[Task details]: Tally the lines holding the word "Curato" and state the count by itself.

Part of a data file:

◆ ◆ ◆ ◆

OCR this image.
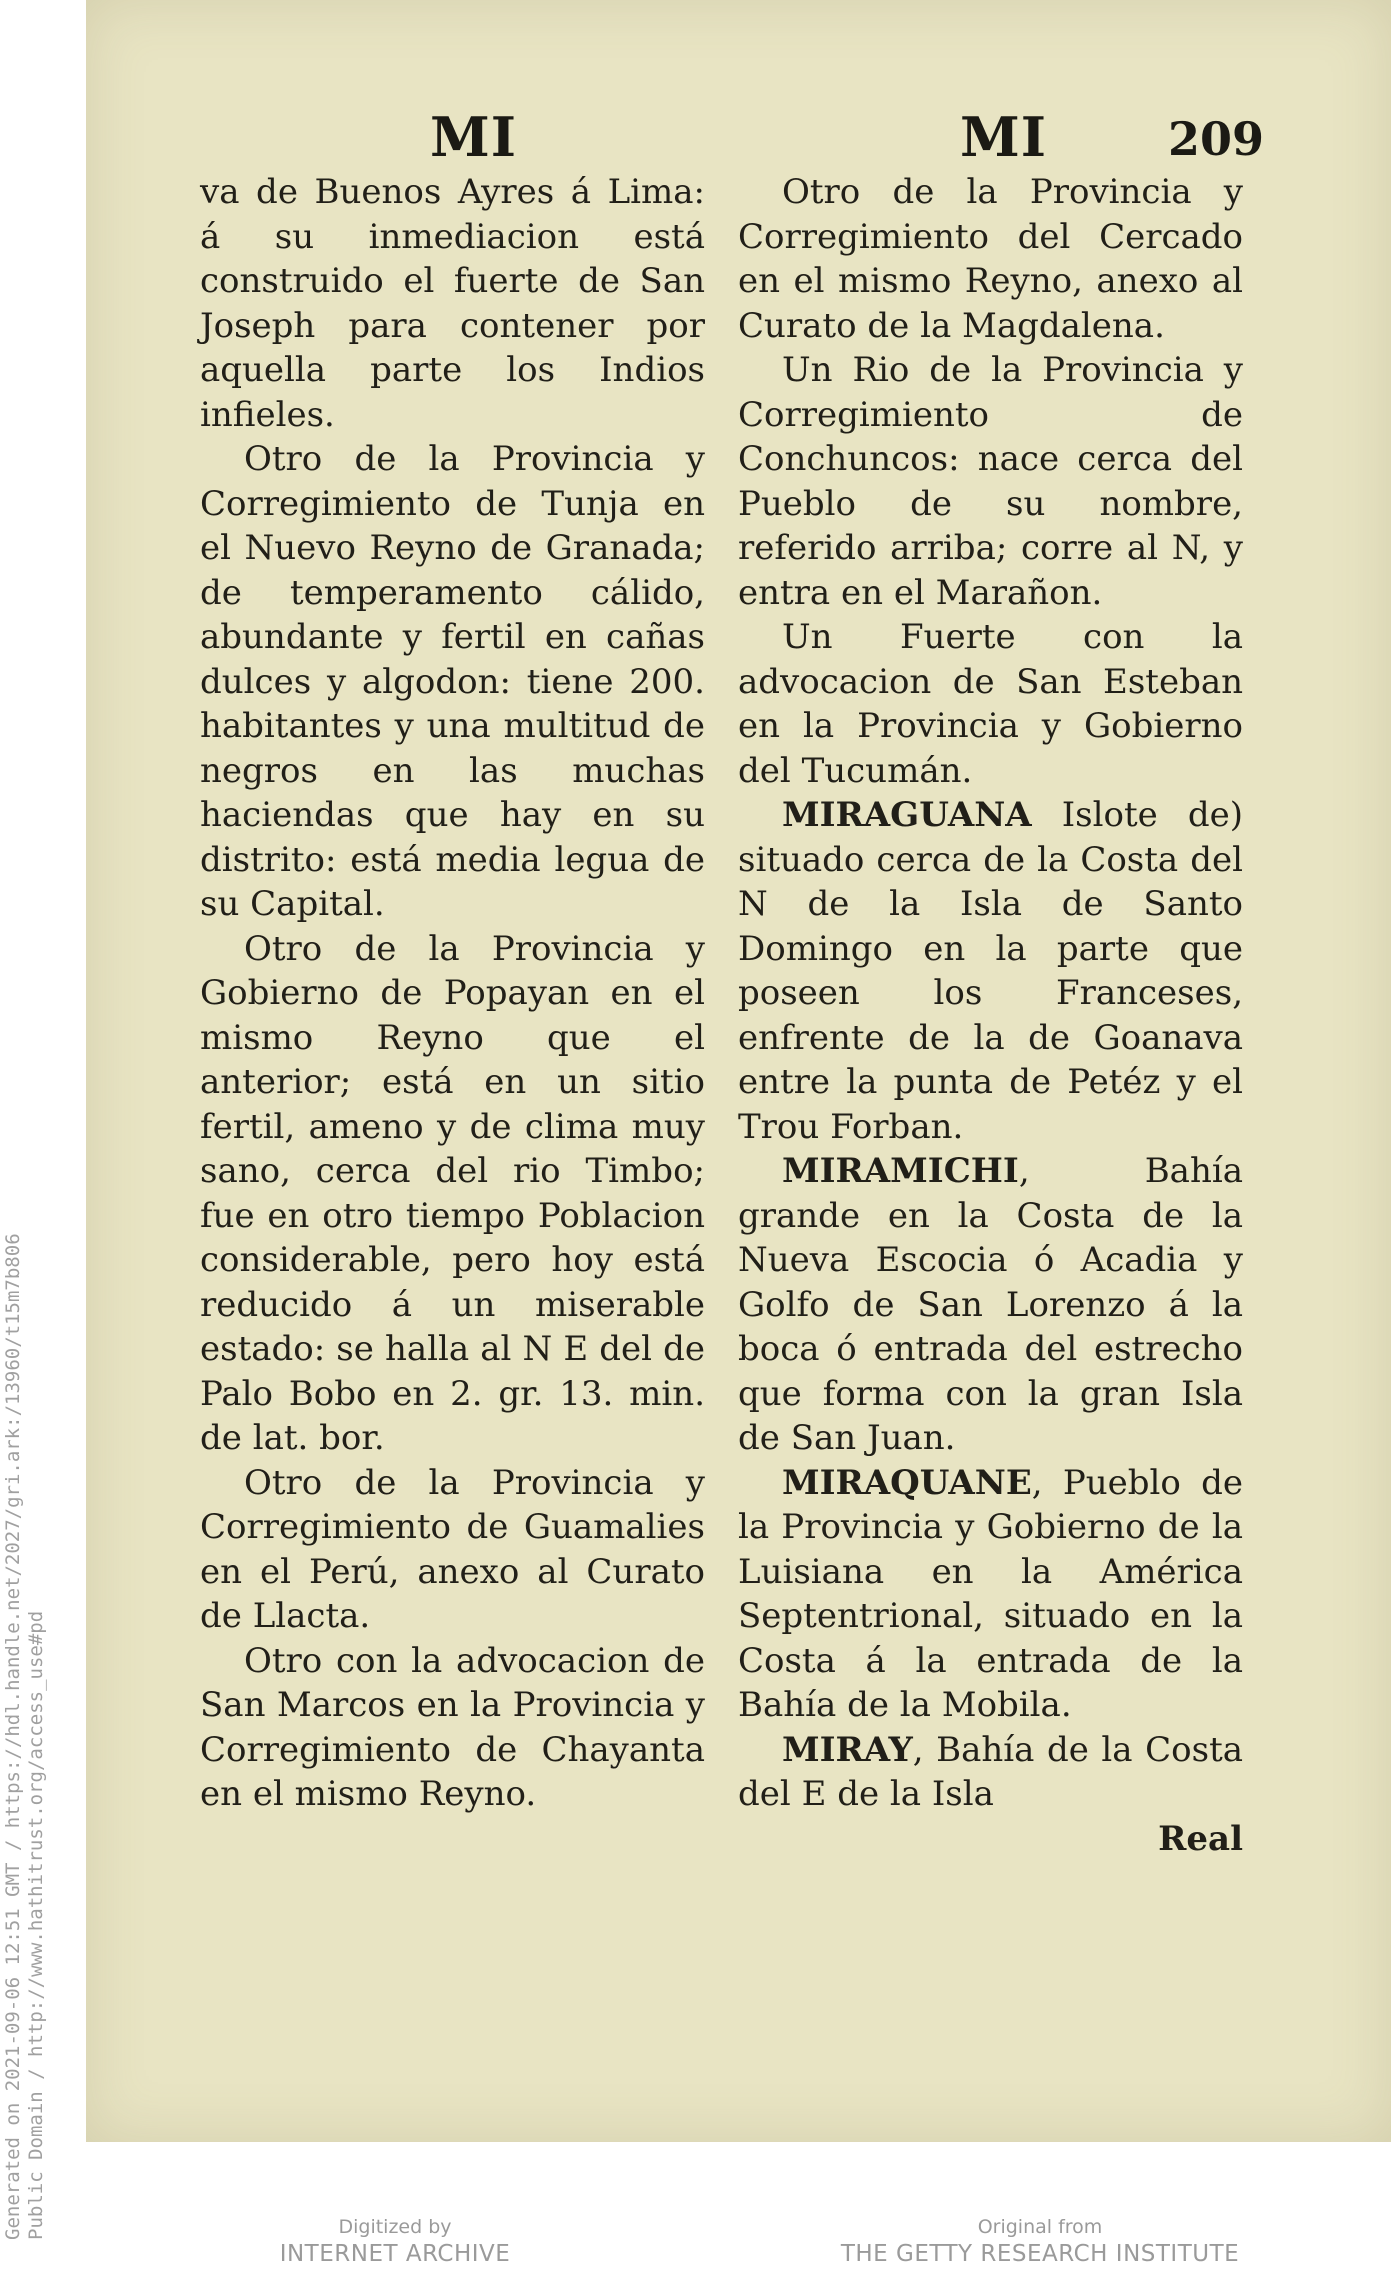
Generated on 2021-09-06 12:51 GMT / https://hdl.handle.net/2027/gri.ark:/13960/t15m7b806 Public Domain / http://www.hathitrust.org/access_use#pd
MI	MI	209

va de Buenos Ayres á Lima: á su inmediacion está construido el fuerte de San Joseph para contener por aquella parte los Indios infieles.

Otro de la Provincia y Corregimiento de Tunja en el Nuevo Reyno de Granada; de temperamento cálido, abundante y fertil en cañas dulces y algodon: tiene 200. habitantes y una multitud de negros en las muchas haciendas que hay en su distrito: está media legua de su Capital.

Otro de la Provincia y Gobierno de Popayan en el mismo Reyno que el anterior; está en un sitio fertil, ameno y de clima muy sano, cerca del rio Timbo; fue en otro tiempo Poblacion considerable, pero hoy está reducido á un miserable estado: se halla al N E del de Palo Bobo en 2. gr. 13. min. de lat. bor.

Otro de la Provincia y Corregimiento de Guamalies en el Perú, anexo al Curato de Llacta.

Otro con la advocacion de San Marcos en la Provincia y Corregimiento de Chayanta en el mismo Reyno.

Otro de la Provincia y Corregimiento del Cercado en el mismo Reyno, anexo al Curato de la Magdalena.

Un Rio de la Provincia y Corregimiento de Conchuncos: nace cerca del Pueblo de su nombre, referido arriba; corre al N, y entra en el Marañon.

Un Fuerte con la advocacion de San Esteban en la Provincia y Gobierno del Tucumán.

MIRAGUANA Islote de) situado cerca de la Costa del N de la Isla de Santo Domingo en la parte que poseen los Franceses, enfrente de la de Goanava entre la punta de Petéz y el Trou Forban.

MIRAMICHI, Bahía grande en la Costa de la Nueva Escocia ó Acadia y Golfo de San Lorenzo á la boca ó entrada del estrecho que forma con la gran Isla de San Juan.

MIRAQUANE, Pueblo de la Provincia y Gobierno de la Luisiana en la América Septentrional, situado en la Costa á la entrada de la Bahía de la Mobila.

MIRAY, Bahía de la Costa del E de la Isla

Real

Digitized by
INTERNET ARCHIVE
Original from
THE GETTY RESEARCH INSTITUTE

◆ ◆ ◆ ◆

[Exercise solution]: 2